**WHAT IS ASKED**. Identify, in the records below, every line where the string "this" appears, and copy each such line.

**SUPPLIED MATERIAL**.
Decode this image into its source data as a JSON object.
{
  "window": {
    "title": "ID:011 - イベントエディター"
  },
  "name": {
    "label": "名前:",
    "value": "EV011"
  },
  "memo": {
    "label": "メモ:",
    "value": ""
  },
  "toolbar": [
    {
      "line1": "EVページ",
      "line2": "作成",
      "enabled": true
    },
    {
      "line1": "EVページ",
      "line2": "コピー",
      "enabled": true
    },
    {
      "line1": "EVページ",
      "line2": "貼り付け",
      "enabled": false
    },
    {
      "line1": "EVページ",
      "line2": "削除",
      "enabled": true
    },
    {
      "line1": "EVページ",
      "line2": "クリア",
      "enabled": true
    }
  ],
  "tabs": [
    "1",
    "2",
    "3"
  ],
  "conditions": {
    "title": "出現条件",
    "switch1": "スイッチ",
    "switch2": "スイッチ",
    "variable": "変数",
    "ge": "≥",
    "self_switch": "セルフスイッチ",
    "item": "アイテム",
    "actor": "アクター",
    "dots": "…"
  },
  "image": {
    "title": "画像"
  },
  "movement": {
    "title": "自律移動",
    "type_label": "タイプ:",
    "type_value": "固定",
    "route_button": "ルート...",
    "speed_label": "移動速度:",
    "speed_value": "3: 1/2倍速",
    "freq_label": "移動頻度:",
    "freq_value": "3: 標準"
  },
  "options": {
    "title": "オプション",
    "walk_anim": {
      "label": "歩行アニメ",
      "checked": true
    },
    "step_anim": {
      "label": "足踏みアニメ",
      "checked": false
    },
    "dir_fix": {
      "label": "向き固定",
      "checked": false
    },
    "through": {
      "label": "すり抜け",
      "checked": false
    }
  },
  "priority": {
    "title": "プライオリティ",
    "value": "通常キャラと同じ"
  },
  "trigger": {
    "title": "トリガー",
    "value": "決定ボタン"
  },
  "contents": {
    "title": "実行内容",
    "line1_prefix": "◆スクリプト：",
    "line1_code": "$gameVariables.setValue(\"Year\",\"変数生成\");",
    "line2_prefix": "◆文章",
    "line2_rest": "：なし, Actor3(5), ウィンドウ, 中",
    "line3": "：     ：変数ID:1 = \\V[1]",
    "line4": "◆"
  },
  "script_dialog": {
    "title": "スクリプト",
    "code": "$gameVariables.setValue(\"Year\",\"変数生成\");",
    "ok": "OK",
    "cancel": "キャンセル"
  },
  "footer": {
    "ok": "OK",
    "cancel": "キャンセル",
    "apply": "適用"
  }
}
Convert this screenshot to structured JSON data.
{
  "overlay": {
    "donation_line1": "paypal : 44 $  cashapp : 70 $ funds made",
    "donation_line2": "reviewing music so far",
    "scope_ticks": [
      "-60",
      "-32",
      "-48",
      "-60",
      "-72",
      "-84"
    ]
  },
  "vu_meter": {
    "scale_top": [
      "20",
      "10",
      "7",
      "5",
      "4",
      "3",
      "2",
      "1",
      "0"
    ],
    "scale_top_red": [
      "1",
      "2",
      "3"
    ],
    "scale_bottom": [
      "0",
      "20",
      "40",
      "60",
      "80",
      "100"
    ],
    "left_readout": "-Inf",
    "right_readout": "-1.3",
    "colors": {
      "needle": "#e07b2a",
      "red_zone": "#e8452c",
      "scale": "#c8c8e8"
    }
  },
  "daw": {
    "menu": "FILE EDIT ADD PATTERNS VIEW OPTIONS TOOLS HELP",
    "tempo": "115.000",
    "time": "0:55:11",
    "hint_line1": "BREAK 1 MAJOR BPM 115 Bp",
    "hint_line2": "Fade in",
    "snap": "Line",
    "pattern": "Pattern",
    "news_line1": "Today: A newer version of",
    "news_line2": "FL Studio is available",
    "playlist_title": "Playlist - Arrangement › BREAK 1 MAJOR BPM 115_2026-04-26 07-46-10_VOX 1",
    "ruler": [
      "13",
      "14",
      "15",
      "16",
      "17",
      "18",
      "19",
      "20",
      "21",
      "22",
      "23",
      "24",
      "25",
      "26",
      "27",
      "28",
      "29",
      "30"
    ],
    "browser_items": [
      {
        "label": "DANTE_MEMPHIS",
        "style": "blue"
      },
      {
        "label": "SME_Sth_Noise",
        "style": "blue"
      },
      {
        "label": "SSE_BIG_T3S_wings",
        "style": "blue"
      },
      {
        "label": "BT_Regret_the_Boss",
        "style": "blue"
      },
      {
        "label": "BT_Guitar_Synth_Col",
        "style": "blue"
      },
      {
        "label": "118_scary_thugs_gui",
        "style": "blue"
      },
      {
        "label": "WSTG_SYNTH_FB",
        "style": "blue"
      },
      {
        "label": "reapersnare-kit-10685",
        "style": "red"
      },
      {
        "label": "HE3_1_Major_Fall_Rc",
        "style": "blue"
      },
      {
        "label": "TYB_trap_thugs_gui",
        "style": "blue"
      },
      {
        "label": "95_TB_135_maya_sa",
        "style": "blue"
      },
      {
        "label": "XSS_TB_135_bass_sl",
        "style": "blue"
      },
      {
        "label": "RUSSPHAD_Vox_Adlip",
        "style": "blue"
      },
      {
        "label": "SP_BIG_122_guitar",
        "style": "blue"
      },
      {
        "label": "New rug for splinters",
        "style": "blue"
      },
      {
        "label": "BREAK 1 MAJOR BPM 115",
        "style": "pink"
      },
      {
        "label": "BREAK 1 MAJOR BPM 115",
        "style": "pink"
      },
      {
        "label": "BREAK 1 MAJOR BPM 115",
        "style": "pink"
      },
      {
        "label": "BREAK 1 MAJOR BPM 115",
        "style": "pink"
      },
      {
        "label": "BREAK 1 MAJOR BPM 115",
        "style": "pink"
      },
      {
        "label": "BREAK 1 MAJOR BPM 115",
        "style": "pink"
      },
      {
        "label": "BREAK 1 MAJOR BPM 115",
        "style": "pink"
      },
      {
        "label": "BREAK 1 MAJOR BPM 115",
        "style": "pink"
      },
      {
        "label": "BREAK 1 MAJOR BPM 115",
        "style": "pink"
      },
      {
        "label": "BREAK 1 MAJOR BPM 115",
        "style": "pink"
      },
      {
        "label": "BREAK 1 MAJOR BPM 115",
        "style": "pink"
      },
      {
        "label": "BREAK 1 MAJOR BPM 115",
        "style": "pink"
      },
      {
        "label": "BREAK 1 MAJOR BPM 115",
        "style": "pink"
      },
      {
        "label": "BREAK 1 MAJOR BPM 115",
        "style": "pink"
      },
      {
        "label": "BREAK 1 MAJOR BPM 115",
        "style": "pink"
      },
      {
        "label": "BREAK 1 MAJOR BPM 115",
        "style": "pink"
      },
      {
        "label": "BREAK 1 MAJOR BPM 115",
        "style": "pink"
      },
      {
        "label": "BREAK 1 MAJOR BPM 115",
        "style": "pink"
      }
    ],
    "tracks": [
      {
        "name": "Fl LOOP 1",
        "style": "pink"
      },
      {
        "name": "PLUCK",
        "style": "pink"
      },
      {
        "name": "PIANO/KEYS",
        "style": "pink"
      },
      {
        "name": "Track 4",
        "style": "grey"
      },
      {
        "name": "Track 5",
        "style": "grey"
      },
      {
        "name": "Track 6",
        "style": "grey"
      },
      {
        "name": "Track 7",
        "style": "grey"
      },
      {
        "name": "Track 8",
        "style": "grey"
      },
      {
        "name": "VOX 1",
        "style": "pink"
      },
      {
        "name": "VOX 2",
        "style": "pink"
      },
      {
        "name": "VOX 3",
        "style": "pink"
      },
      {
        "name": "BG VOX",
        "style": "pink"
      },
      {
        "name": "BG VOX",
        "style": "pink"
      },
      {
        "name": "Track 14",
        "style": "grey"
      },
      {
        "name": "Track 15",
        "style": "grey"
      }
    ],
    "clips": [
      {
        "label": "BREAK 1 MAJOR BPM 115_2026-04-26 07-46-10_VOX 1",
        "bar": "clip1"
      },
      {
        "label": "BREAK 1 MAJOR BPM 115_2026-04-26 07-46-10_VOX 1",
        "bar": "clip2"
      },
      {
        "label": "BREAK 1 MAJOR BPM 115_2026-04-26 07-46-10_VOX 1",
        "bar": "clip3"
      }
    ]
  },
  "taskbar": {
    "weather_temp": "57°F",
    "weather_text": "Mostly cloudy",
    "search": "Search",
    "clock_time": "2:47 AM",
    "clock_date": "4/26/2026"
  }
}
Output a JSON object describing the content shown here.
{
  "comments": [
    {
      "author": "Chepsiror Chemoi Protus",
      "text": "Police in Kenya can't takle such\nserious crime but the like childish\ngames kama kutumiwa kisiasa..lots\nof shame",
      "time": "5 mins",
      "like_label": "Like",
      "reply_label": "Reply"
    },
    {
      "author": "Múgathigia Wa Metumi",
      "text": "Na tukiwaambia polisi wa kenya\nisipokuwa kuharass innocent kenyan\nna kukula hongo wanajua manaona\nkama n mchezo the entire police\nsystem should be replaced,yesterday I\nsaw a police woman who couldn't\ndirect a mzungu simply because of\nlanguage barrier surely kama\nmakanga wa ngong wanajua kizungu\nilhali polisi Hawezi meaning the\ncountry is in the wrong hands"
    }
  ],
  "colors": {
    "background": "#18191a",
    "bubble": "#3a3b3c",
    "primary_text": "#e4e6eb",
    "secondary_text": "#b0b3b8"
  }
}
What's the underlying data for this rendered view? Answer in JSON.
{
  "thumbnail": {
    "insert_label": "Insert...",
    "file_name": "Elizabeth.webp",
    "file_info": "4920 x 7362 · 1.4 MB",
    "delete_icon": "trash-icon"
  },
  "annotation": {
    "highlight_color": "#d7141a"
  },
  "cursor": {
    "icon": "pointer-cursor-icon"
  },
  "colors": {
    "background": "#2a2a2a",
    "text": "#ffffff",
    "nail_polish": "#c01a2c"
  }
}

**ANSWER TO THE EXERCISE**.
Decode this image into its source data as a JSON object.
Convert this screenshot to structured JSON data.
What's the underlying data for this rendered view? Answer in JSON.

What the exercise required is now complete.